== Extracted entries ==

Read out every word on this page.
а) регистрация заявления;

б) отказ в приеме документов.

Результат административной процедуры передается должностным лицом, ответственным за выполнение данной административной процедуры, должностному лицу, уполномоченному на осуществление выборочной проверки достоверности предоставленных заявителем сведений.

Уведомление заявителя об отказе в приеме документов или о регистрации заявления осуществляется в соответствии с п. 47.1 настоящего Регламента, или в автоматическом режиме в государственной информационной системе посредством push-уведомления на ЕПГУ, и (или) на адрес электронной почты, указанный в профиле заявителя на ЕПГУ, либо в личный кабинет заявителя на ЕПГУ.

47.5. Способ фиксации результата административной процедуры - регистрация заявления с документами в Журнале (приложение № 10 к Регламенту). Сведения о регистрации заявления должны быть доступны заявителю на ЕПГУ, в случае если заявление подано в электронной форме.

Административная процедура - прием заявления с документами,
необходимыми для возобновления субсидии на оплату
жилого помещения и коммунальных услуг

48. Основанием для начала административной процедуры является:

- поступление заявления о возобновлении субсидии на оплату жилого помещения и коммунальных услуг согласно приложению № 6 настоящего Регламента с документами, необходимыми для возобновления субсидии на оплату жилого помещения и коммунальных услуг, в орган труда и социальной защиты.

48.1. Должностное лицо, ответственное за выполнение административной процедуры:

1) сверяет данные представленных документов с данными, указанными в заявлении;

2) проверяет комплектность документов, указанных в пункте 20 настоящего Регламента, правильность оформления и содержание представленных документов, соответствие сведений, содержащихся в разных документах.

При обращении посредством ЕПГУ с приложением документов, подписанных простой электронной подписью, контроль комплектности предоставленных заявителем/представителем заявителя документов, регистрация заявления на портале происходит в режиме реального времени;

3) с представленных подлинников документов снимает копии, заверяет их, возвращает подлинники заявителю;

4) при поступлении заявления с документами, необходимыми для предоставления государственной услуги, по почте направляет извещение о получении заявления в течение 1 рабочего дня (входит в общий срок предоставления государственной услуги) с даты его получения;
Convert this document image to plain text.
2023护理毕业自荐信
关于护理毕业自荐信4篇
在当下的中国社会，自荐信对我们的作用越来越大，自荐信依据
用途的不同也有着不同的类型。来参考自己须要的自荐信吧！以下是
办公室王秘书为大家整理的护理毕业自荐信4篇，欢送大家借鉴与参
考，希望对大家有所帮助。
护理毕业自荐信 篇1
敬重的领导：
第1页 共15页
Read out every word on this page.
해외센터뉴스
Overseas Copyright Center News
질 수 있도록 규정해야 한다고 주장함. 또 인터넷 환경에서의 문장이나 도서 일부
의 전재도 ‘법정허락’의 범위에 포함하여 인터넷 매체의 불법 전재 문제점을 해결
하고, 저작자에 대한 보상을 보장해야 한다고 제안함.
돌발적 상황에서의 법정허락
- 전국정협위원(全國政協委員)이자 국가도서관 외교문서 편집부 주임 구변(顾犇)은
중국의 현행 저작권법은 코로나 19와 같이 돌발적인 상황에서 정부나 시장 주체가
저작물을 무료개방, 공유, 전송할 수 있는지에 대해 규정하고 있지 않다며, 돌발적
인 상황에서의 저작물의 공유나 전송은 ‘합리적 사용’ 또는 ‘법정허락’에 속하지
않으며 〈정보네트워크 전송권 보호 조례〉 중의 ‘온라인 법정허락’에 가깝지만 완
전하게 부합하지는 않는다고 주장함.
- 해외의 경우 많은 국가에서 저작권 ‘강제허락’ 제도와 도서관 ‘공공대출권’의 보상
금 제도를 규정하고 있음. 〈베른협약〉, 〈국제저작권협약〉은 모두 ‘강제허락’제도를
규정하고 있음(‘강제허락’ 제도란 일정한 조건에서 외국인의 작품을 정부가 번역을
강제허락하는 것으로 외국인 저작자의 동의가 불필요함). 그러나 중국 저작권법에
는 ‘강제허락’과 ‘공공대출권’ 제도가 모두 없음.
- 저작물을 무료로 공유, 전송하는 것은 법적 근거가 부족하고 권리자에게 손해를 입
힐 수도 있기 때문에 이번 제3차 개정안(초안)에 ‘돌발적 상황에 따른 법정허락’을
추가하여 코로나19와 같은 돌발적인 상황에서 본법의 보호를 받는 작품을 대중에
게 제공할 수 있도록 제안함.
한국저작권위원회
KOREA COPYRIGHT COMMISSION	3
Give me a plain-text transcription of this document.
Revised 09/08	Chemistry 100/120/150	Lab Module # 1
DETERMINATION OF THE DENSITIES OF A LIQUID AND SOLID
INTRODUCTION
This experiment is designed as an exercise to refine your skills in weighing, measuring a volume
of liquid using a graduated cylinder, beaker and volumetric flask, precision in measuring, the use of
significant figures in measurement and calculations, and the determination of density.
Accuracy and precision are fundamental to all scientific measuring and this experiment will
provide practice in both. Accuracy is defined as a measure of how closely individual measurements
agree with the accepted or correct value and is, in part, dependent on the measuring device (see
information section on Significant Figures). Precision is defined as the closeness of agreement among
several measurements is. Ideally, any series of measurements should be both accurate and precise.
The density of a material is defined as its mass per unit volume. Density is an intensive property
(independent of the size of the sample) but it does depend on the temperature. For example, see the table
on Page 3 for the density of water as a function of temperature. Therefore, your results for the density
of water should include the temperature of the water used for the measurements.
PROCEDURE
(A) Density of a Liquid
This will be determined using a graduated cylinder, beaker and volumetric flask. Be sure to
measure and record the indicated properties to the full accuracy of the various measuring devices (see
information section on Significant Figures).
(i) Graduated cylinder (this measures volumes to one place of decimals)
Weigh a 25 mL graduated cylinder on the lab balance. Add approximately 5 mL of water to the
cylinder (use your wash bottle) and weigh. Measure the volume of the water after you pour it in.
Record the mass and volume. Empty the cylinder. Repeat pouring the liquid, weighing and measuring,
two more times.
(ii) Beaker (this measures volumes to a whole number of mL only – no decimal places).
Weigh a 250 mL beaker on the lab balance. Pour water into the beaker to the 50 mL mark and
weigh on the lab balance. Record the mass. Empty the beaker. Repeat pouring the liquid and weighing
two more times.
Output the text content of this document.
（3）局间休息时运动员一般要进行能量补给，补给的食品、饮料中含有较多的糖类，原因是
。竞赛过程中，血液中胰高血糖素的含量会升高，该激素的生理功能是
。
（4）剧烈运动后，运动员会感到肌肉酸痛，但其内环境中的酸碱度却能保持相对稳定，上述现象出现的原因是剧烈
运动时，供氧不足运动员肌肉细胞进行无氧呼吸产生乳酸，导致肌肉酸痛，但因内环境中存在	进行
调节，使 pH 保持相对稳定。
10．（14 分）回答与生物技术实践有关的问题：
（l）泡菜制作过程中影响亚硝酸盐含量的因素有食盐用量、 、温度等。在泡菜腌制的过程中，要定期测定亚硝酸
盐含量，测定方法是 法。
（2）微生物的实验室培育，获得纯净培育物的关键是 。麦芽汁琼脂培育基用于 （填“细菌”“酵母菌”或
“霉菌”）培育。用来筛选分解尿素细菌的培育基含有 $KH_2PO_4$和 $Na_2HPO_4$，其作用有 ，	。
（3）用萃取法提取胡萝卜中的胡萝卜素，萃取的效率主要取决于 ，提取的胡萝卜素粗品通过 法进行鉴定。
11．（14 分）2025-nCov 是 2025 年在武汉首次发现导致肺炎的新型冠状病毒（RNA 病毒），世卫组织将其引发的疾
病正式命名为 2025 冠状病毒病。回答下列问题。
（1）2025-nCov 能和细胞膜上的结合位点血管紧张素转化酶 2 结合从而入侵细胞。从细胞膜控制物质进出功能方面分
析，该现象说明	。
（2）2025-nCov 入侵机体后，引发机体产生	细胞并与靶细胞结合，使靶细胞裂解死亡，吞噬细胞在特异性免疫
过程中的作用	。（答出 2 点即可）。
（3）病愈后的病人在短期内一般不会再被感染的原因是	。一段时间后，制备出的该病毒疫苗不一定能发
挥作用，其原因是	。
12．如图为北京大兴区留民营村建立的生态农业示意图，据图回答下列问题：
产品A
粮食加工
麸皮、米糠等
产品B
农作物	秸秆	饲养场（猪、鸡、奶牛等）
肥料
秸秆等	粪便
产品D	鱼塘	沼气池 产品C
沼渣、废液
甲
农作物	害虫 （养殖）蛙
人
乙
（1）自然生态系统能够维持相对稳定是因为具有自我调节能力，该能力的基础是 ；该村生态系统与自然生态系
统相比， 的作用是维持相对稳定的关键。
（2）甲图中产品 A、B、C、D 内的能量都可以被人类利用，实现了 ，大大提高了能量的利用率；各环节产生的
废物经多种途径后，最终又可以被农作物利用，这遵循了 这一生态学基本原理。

===

-- Your goal --
Identify every line holding the word "document" and copy it out.

-- Written solution --
Convert this document image to plain text.
Give me a plain-text transcription of this document.
Output the text content of this document.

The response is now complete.